Yazılı Alıştırma 1 ▸ Besicilerin Kurban Bayramı'ndaki durumunu anlatan yazıya göre bir besi hayvanı ayda ortalama kaç çuval yem tüketir?
Yazılı Alıştırma 2 ▸
Aşağıdaki (a), (b) ve (c) ifadelerinin, besicilerin Kurban Bayramı'ndaki durumunu anlatan yazıyla uyuşup uyuşmadığını belirtin. Her yanıtı evet ya da hayır olarak verin ve yazıdaki belirleyici sözleri aynen alıntılayın.
(a) Üreticiler hayvanlarını Tosya'dan üç bin beş yüz liraya almıştır.
(b) Bayrama son bir hafta kala hayvan fiyatları yükselmiştir.
(c) Bir çuval yemin fiyatı yüz liradır.
Yazılı Alıştırma 3 ▸ Besicilerin Kurban Bayramı'ndaki durumunu anlatan yazıyı, son cümlesinden sonra gelecek biçimde sürdürün.

Okuma Metni ▸
Hayırlısıyla bir Kurban Bayramını daha geride bıraktık. Allah Teala’nın emri
üzere, kurban kesmek üzerine vacip olan inananlar bu görevlerini yerine
getirdiler. Bir dahaki kurbana kim öle, kim kala Rabbim bilir.
Bu günkü
yazımda sizlerle bayramın bir başka boyutunu ele alalım istedim. Yazımın
başlığından da anlaşılacağı üzere bu yılki bayramda hayvan yetiştiricilerimiz,
üreticilerimiz kelimenin tam anlamıyla “kurban” oldular. Nasıl olmasınlar ki;
beş altı ay önce aldıkları kurbanlıklara baktılar, beslediler, Tosya’dan üçbin
beşyüz liraya aldıkları hayvanı yine Tosya’da üçbin beşyüz, altıyüz arasında
sattılar, satmak zorunda kaldılar. Hele bayrama son bir hafta kala fiyatlar
dibe vurdu, üretici telaşlandı ve çoğu aldığı fiyatın altında hayvanını elden
çıkarmak zorunda kaldı.
Nasıl
çıkarmasın; yemin çuvalı elli,ellibeş lira. Bir besi hayvanı ortalama ayda iki
çuval yem tüketiyor. Yani bir hayvanın aylık yüzon lira sadece yem maliyeti
var. Altı ayda ortalama bir hayvana beş altı yüz lira yem, üç dört yüz lira
diğer masraflar yapılmış. Ortalama yapılan masraf bin lira. Bu sadece kurbanlık
olarak bakılan hayvan için. Aldığı fiyata, son zamanlarda da onun da altında
hayvanını satmak zorunda kalan, hayvancılıktan başka geçim kaynağı olmayan,
bütün ümitlerini, hayallerini kurbanlıklara bağlayan üreticinin yerinde siz
olsanız ne yapardınız?
Hele belki daha iyi bir fiyata satabilirim umuduyla Kurban Bayramı’nda
hayvanlarını satabilmek için İstanbul’a giden besiciler hayal kırıklığı yaşadı.

Kaydedilmiş veri girdileri:
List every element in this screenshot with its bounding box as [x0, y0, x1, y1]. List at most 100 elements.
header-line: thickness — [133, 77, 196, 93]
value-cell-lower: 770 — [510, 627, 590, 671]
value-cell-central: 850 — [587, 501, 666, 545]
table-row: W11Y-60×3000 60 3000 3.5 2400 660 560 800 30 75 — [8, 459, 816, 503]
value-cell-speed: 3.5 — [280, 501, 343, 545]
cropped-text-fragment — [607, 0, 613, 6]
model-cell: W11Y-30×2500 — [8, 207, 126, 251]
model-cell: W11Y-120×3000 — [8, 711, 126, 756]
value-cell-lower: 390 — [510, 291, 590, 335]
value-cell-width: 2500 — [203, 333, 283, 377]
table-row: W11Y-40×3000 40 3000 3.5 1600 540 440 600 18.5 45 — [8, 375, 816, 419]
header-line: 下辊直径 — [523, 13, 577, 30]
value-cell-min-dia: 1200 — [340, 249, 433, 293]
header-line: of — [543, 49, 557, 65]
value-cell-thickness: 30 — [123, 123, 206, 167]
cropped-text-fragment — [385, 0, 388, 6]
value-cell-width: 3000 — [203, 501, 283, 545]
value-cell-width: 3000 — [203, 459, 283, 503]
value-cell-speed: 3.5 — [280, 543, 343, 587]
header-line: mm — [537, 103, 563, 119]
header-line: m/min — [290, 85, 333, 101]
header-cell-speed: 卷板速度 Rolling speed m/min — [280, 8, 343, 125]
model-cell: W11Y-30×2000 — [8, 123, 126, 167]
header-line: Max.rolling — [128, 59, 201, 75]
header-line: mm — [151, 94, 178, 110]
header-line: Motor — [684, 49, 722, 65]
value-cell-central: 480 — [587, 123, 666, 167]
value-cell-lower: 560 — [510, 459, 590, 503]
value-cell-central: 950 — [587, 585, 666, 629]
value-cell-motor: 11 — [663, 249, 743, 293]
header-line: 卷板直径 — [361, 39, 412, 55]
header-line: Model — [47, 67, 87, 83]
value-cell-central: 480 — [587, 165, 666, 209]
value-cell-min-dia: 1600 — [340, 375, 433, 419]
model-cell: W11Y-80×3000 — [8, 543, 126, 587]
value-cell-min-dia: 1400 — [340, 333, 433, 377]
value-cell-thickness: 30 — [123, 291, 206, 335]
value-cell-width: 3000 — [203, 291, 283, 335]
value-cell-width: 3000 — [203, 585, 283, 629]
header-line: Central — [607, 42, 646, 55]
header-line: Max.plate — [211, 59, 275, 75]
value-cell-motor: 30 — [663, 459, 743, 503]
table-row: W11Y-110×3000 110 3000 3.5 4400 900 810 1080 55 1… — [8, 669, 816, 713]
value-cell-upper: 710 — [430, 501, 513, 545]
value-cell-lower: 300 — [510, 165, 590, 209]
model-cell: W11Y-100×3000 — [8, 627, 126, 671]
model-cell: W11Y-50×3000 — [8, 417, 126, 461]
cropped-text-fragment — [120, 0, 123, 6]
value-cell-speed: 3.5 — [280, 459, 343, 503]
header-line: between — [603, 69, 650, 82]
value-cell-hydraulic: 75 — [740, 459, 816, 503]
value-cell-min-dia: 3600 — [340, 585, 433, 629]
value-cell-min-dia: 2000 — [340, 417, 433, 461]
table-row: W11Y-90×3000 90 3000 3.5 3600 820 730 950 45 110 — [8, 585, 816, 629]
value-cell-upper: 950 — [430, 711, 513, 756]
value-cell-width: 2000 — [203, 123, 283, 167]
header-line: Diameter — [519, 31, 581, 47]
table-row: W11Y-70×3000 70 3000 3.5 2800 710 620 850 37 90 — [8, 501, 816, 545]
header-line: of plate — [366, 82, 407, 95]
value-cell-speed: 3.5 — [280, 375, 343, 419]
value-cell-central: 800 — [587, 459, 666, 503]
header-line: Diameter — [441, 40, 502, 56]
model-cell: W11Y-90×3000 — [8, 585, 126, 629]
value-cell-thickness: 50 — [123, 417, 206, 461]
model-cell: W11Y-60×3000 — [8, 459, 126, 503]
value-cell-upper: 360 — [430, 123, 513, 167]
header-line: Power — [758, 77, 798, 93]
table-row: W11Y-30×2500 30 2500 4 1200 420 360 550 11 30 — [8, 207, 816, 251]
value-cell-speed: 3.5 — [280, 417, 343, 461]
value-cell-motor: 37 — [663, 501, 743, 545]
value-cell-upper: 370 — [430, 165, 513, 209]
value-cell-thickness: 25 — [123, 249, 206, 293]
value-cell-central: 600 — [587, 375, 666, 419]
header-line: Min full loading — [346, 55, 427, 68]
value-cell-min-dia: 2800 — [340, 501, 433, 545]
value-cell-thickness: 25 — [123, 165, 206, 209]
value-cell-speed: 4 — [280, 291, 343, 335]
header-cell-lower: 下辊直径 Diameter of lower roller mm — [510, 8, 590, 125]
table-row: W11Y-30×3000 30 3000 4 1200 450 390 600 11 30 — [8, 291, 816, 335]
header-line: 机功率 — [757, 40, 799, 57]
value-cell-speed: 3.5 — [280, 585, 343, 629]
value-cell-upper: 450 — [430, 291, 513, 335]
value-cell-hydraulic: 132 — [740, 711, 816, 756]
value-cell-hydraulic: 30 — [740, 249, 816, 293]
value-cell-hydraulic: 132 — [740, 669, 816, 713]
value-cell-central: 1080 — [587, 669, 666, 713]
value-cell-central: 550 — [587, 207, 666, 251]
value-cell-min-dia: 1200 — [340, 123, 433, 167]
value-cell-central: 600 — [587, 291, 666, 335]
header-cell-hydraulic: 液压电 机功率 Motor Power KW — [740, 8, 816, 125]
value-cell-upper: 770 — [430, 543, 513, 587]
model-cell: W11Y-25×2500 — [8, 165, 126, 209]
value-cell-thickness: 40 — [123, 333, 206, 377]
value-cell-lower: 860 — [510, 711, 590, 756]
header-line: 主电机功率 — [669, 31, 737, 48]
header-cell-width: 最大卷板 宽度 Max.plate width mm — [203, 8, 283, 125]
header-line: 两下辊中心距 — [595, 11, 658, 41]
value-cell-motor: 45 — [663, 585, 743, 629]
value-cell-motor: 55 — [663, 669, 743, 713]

Yanıt 1 ▸ Ayda ortalama iki çuval yem tüketir.

Yanıt 2 ▸
(a) Evet: "Tosya’dan üçbin beşyüz liraya aldıkları hayvanı"
(b) Hayır: "Hele bayrama son bir hafta kala fiyatlar dibe vurdu"
(c) Hayır: "yemin çuvalı elli,ellibeş lira"

Yanıt 3 ▸
Fiyatlar ilk zamanlar kurtarır halde seyrederken bayramın birinci gününden
itibaren yüzde elli altmış düştü. Zararına satış yapmak istemeyen üretici
mecburen hayvanını yüklediği gibi memleketinin yolunu tuttu.
Üreticinin yerinde siz olsaydınız ne yapardınız demiştim ya. Sizi bilmem ama
ben olsaydım en kısa zamanda besiciliği bırakırdım. Başka ne yapabilirimi daha
sonra düşünürdüm. Öyle ya “zararın neresinden dönerseniz kâr” değil mi? Besili
hayvanlarınız elinizde, kurban kesenler etlerin çoğunu derin donduruculara
stokladı.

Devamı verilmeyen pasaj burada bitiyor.